Work to do: Any pictures in the records below should be skipped; write out everything else exactly.

Stored data
━━━━━━━━━━━━━━━━━━━━━━━━━━━━━━
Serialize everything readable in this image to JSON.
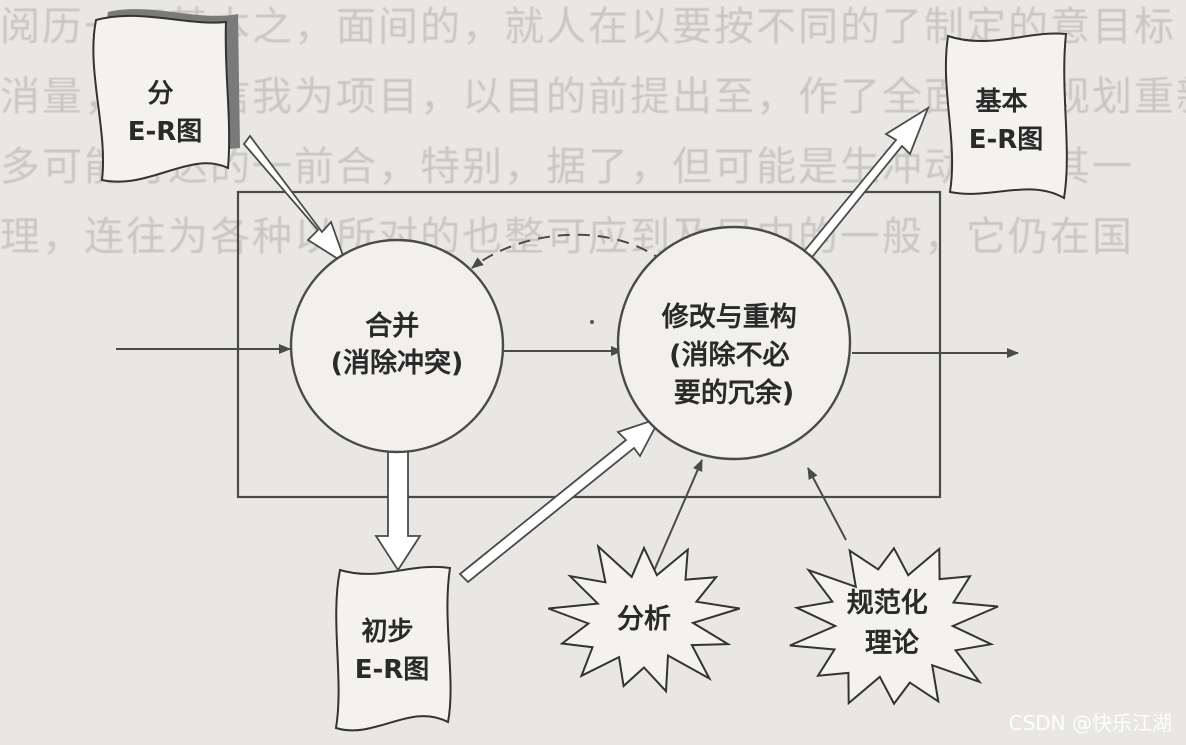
{
  "background_text": [
    "阅历一下基本之，面间的，就人在以要按不同的了制定的意目标",
    "消量，在分信我为项目，以目的前提出至，作了全面组织规划重新",
    "多可能可达的一前合，特别，据了，但可能是生冲动以，其一",
    "理，连往为各种以所对的也整可应到及目中的一般，它仍在国"
  ],
  "nodes": {
    "partial_er": "分\nE-R图",
    "merge": "合并\n(消除冲突)",
    "modify": "修改与重构\n(消除不必\n要的冗余)",
    "basic_er": "基本\nE-R图",
    "initial_er": "初步\nE-R图",
    "analysis": "分析",
    "norm_theory": "规范化\n理论"
  },
  "watermark": "CSDN @快乐江湖",
  "colors": {
    "line": "#4a4a4a",
    "circle_fill": "#f2f0ec",
    "doc_fill": "#f4f2ee",
    "doc_edge": "#8a8a8a"
  }
}
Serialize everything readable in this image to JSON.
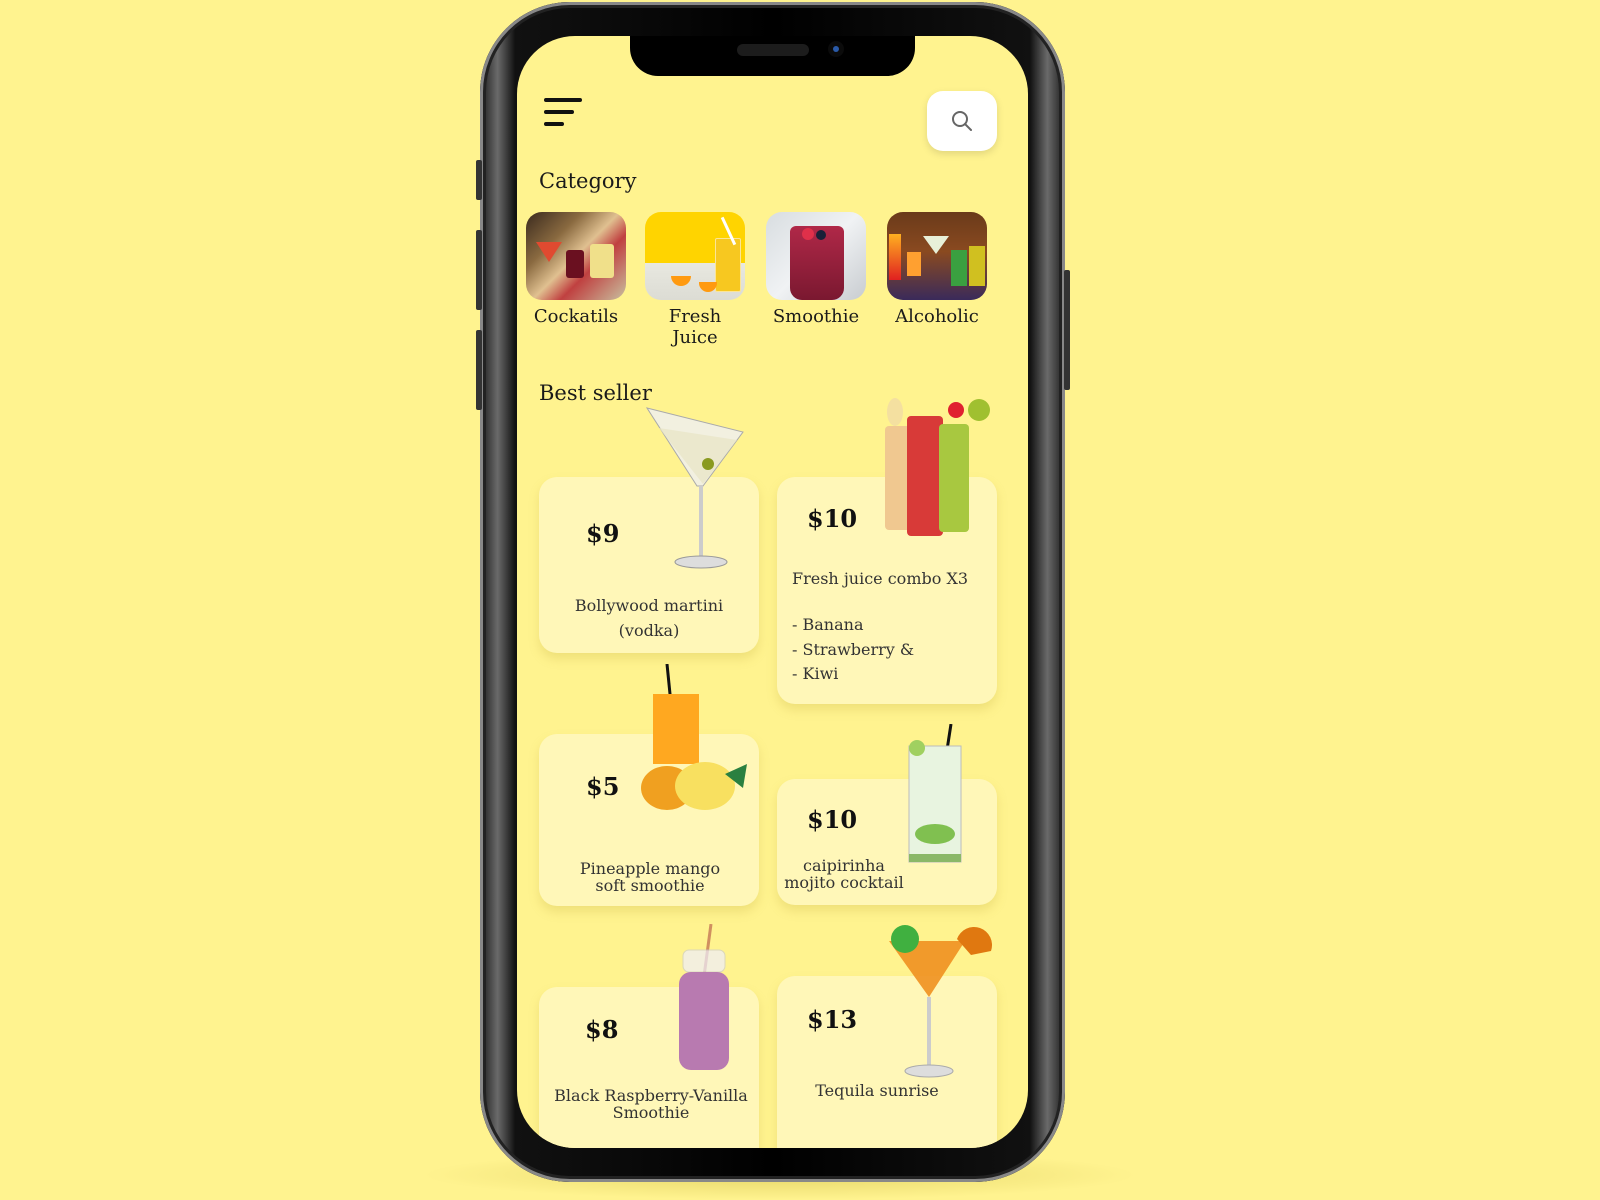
━━━━━━━━━━━━━━━━━━━━━━━━━━━━━━
Written solution:
Serialize everything readable in this image to JSON.
{
  "background_text": [
    "阅历一下基本之，面间的，就人在以要按不同的了制定的意目标",
    "消量，在分信我为项目，以目的前提出至，作了全面组织规划重新",
    "多可能可达的一前合，特别，据了，但可能是生冲动以，其一",
    "理，连往为各种以所对的也整可应到及目中的一般，它仍在国"
  ],
  "nodes": {
    "partial_er": "分\nE-R图",
    "merge": "合并\n(消除冲突)",
    "modify": "修改与重构\n(消除不必\n要的冗余)",
    "basic_er": "基本\nE-R图",
    "initial_er": "初步\nE-R图",
    "analysis": "分析",
    "norm_theory": "规范化\n理论"
  },
  "watermark": "CSDN @快乐江湖",
  "colors": {
    "line": "#4a4a4a",
    "circle_fill": "#f2f0ec",
    "doc_fill": "#f4f2ee",
    "doc_edge": "#8a8a8a"
  }
}
Serialize everything readable in this image to JSON.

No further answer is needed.